## Required work
Count every line that holds the string "İçecek", then give that number alone.

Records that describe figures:
## START

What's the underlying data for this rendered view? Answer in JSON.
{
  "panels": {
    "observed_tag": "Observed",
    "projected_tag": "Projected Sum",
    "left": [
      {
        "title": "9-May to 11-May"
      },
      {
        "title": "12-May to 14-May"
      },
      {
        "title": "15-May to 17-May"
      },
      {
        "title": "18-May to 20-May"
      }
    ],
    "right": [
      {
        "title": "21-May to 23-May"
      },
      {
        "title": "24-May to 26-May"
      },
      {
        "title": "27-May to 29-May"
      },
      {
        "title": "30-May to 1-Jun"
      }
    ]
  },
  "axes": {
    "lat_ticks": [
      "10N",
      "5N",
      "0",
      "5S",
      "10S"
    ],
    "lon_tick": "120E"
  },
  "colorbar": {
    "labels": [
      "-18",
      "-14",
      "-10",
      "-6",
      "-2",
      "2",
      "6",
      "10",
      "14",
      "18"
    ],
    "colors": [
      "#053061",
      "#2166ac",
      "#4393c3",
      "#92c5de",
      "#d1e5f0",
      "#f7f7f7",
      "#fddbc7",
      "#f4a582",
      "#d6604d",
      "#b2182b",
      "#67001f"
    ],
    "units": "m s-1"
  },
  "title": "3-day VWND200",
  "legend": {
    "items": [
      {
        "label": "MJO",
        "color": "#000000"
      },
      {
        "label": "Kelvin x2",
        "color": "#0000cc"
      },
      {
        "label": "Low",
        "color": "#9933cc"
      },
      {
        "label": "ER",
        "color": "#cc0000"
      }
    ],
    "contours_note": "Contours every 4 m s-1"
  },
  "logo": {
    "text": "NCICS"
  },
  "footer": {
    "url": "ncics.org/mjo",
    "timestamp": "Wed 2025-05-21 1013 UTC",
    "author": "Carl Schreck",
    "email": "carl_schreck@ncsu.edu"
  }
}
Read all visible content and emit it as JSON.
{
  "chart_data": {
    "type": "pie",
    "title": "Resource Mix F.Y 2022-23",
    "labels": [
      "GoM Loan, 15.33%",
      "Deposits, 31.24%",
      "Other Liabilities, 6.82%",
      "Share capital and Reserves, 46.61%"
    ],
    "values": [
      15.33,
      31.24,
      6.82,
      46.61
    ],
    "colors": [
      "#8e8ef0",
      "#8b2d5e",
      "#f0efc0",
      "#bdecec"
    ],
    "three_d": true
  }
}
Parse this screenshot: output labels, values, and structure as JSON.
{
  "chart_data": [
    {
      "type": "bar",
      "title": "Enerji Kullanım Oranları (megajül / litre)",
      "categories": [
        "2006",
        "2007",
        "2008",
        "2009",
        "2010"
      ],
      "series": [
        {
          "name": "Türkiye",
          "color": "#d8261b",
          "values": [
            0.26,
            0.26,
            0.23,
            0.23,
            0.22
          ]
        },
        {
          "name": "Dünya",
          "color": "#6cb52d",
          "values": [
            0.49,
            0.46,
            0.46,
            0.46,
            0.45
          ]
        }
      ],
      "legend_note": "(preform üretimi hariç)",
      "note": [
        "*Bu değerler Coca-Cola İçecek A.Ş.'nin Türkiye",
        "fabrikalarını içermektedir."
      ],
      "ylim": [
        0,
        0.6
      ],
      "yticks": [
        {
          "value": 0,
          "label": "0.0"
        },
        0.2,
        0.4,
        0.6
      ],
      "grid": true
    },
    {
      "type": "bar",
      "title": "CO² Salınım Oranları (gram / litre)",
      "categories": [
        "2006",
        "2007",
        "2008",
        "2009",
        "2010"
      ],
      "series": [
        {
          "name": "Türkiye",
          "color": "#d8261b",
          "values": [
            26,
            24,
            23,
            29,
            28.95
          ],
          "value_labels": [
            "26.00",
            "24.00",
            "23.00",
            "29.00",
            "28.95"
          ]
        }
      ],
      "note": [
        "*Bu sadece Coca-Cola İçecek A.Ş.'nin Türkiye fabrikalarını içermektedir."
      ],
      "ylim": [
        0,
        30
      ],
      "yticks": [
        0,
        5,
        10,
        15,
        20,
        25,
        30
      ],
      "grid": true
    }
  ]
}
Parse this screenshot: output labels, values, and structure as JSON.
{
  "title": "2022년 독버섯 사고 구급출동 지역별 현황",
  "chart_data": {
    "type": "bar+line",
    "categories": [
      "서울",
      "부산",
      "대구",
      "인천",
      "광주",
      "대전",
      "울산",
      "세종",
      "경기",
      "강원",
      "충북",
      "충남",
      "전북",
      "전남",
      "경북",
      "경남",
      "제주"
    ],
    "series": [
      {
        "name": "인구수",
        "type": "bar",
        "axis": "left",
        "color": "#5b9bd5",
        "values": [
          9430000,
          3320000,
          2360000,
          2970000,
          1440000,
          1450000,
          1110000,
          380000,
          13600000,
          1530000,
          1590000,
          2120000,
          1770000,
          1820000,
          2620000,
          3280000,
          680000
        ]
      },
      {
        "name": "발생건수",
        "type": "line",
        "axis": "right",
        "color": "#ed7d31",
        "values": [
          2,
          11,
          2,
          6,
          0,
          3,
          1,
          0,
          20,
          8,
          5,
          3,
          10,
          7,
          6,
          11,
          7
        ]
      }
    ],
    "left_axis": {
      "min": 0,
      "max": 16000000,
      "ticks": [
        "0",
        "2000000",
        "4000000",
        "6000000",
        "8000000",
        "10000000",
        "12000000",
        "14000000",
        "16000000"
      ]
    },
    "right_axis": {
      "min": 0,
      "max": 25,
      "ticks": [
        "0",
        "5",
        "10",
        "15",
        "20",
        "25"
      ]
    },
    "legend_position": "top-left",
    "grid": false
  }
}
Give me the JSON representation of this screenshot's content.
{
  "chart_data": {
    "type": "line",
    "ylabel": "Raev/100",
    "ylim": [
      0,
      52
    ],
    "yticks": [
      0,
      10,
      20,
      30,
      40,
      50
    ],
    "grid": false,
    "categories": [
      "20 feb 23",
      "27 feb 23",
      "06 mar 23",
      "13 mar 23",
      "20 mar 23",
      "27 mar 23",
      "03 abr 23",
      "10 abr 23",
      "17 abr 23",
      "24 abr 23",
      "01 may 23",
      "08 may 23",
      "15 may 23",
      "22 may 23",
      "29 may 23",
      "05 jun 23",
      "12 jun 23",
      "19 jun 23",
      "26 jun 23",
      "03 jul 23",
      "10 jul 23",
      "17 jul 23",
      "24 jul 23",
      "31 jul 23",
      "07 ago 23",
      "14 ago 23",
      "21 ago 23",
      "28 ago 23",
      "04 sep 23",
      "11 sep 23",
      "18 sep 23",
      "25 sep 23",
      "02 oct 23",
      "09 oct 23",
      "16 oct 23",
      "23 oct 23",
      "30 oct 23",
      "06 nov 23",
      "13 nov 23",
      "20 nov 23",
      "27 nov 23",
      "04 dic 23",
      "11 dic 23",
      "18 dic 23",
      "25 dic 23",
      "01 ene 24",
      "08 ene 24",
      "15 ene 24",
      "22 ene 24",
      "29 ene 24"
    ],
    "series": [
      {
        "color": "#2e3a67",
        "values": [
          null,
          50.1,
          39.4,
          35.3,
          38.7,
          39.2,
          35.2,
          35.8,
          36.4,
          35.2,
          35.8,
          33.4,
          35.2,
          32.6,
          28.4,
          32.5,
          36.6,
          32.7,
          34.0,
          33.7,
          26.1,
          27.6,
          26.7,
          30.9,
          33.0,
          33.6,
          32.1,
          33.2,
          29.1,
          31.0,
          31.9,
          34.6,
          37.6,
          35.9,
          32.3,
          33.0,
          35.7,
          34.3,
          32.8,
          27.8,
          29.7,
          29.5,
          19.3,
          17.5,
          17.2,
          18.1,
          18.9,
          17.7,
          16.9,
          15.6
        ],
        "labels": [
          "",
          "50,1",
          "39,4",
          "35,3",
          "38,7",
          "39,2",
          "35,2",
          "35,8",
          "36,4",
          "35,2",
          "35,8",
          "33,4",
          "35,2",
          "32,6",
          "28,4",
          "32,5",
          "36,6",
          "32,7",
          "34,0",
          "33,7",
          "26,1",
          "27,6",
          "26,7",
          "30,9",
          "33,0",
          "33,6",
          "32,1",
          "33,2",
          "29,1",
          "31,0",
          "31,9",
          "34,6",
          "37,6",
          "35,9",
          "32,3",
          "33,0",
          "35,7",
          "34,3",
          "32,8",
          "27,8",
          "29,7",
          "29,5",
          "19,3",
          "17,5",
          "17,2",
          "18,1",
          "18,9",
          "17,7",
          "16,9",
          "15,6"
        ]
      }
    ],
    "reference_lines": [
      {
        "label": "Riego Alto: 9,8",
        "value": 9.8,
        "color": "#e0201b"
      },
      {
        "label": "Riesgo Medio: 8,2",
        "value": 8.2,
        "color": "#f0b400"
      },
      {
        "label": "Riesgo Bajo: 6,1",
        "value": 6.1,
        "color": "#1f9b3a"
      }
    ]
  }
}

## END

## Solution below
2